▶ [TASK TO CARRY OUT] Write the data out again in full, with no departure from the original.

Dataset entries:
--- begin ---

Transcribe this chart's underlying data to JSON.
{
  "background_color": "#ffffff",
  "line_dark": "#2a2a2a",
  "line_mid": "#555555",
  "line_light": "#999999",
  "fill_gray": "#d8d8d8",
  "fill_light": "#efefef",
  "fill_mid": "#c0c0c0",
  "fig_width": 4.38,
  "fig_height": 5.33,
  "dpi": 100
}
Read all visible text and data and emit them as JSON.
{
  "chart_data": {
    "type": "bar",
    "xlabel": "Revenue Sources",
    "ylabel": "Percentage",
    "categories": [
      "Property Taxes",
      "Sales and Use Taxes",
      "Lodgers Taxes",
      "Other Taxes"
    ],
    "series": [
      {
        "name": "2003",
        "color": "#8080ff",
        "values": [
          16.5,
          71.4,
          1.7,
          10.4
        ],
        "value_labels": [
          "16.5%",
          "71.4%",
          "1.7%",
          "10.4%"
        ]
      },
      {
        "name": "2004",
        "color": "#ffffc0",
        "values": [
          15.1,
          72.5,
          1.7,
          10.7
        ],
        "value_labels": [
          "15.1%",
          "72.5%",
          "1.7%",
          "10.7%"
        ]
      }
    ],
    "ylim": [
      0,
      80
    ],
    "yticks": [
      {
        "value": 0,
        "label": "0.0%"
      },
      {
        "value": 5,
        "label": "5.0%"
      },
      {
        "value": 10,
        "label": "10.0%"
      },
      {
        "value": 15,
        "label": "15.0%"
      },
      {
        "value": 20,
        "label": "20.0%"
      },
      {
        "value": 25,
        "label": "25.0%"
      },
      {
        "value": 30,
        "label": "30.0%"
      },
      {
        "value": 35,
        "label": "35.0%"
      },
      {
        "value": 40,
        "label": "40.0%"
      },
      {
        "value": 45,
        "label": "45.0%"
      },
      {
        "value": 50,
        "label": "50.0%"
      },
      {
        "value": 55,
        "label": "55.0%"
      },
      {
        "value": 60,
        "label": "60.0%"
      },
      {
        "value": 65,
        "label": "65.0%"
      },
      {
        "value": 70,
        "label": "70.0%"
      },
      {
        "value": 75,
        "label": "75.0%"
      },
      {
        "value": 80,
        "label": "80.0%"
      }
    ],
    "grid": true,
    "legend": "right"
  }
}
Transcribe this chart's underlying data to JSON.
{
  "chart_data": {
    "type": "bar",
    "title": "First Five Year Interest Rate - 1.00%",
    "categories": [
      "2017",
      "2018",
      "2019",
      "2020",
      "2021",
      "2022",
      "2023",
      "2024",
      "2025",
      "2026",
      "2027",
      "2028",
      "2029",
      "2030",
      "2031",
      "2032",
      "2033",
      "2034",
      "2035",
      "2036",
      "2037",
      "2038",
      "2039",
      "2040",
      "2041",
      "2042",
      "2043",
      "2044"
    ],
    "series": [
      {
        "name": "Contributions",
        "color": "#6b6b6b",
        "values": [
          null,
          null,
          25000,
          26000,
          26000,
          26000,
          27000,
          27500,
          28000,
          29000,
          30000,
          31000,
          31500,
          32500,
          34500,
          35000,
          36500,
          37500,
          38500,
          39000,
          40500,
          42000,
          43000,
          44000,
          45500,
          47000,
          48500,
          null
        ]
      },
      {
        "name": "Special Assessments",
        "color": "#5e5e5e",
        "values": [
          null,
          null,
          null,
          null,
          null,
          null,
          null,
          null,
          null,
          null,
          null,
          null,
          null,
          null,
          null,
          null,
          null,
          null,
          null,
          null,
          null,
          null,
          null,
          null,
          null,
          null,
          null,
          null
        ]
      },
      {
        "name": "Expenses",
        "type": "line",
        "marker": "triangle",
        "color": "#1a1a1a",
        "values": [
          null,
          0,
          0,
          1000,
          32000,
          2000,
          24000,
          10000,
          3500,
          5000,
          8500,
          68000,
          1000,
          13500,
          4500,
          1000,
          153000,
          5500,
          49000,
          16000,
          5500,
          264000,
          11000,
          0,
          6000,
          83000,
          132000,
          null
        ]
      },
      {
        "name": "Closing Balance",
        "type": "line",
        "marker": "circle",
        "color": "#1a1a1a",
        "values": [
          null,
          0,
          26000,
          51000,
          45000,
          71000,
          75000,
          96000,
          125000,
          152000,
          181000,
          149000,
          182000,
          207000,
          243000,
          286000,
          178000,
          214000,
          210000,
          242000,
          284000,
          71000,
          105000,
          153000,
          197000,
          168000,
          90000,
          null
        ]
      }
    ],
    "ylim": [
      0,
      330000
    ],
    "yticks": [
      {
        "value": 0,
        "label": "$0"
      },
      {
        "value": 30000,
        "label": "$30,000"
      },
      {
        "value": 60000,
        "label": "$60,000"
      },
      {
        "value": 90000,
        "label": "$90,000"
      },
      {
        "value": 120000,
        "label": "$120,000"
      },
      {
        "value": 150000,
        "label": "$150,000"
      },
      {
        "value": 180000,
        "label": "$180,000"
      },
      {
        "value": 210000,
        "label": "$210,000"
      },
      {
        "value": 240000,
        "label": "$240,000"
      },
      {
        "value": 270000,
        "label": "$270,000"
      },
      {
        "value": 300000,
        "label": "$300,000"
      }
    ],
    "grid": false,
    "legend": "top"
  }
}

--- end ---

▶ [THE COMPLETED TASK]
Transcribe this chart's underlying data to JSON.
{
  "background_color": "#ffffff",
  "line_dark": "#2a2a2a",
  "line_mid": "#555555",
  "line_light": "#999999",
  "fill_gray": "#d8d8d8",
  "fill_light": "#efefef",
  "fill_mid": "#c0c0c0",
  "fig_width": 4.38,
  "fig_height": 5.33,
  "dpi": 100
}
Read all visible text and data and emit them as JSON.
{
  "chart_data": {
    "type": "bar",
    "xlabel": "Revenue Sources",
    "ylabel": "Percentage",
    "categories": [
      "Property Taxes",
      "Sales and Use Taxes",
      "Lodgers Taxes",
      "Other Taxes"
    ],
    "series": [
      {
        "name": "2003",
        "color": "#8080ff",
        "values": [
          16.5,
          71.4,
          1.7,
          10.4
        ],
        "value_labels": [
          "16.5%",
          "71.4%",
          "1.7%",
          "10.4%"
        ]
      },
      {
        "name": "2004",
        "color": "#ffffc0",
        "values": [
          15.1,
          72.5,
          1.7,
          10.7
        ],
        "value_labels": [
          "15.1%",
          "72.5%",
          "1.7%",
          "10.7%"
        ]
      }
    ],
    "ylim": [
      0,
      80
    ],
    "yticks": [
      {
        "value": 0,
        "label": "0.0%"
      },
      {
        "value": 5,
        "label": "5.0%"
      },
      {
        "value": 10,
        "label": "10.0%"
      },
      {
        "value": 15,
        "label": "15.0%"
      },
      {
        "value": 20,
        "label": "20.0%"
      },
      {
        "value": 25,
        "label": "25.0%"
      },
      {
        "value": 30,
        "label": "30.0%"
      },
      {
        "value": 35,
        "label": "35.0%"
      },
      {
        "value": 40,
        "label": "40.0%"
      },
      {
        "value": 45,
        "label": "45.0%"
      },
      {
        "value": 50,
        "label": "50.0%"
      },
      {
        "value": 55,
        "label": "55.0%"
      },
      {
        "value": 60,
        "label": "60.0%"
      },
      {
        "value": 65,
        "label": "65.0%"
      },
      {
        "value": 70,
        "label": "70.0%"
      },
      {
        "value": 75,
        "label": "75.0%"
      },
      {
        "value": 80,
        "label": "80.0%"
      }
    ],
    "grid": true,
    "legend": "right"
  }
}
Transcribe this chart's underlying data to JSON.
{
  "chart_data": {
    "type": "bar",
    "title": "First Five Year Interest Rate - 1.00%",
    "categories": [
      "2017",
      "2018",
      "2019",
      "2020",
      "2021",
      "2022",
      "2023",
      "2024",
      "2025",
      "2026",
      "2027",
      "2028",
      "2029",
      "2030",
      "2031",
      "2032",
      "2033",
      "2034",
      "2035",
      "2036",
      "2037",
      "2038",
      "2039",
      "2040",
      "2041",
      "2042",
      "2043",
      "2044"
    ],
    "series": [
      {
        "name": "Contributions",
        "color": "#6b6b6b",
        "values": [
          null,
          null,
          25000,
          26000,
          26000,
          26000,
          27000,
          27500,
          28000,
          29000,
          30000,
          31000,
          31500,
          32500,
          34500,
          35000,
          36500,
          37500,
          38500,
          39000,
          40500,
          42000,
          43000,
          44000,
          45500,
          47000,
          48500,
          null
        ]
      },
      {
        "name": "Special Assessments",
        "color": "#5e5e5e",
        "values": [
          null,
          null,
          null,
          null,
          null,
          null,
          null,
          null,
          null,
          null,
          null,
          null,
          null,
          null,
          null,
          null,
          null,
          null,
          null,
          null,
          null,
          null,
          null,
          null,
          null,
          null,
          null,
          null
        ]
      },
      {
        "name": "Expenses",
        "type": "line",
        "marker": "triangle",
        "color": "#1a1a1a",
        "values": [
          null,
          0,
          0,
          1000,
          32000,
          2000,
          24000,
          10000,
          3500,
          5000,
          8500,
          68000,
          1000,
          13500,
          4500,
          1000,
          153000,
          5500,
          49000,
          16000,
          5500,
          264000,
          11000,
          0,
          6000,
          83000,
          132000,
          null
        ]
      },
      {
        "name": "Closing Balance",
        "type": "line",
        "marker": "circle",
        "color": "#1a1a1a",
        "values": [
          null,
          0,
          26000,
          51000,
          45000,
          71000,
          75000,
          96000,
          125000,
          152000,
          181000,
          149000,
          182000,
          207000,
          243000,
          286000,
          178000,
          214000,
          210000,
          242000,
          284000,
          71000,
          105000,
          153000,
          197000,
          168000,
          90000,
          null
        ]
      }
    ],
    "ylim": [
      0,
      330000
    ],
    "yticks": [
      {
        "value": 0,
        "label": "$0"
      },
      {
        "value": 30000,
        "label": "$30,000"
      },
      {
        "value": 60000,
        "label": "$60,000"
      },
      {
        "value": 90000,
        "label": "$90,000"
      },
      {
        "value": 120000,
        "label": "$120,000"
      },
      {
        "value": 150000,
        "label": "$150,000"
      },
      {
        "value": 180000,
        "label": "$180,000"
      },
      {
        "value": 210000,
        "label": "$210,000"
      },
      {
        "value": 240000,
        "label": "$240,000"
      },
      {
        "value": 270000,
        "label": "$270,000"
      },
      {
        "value": 300000,
        "label": "$300,000"
      }
    ],
    "grid": false,
    "legend": "top"
  }
}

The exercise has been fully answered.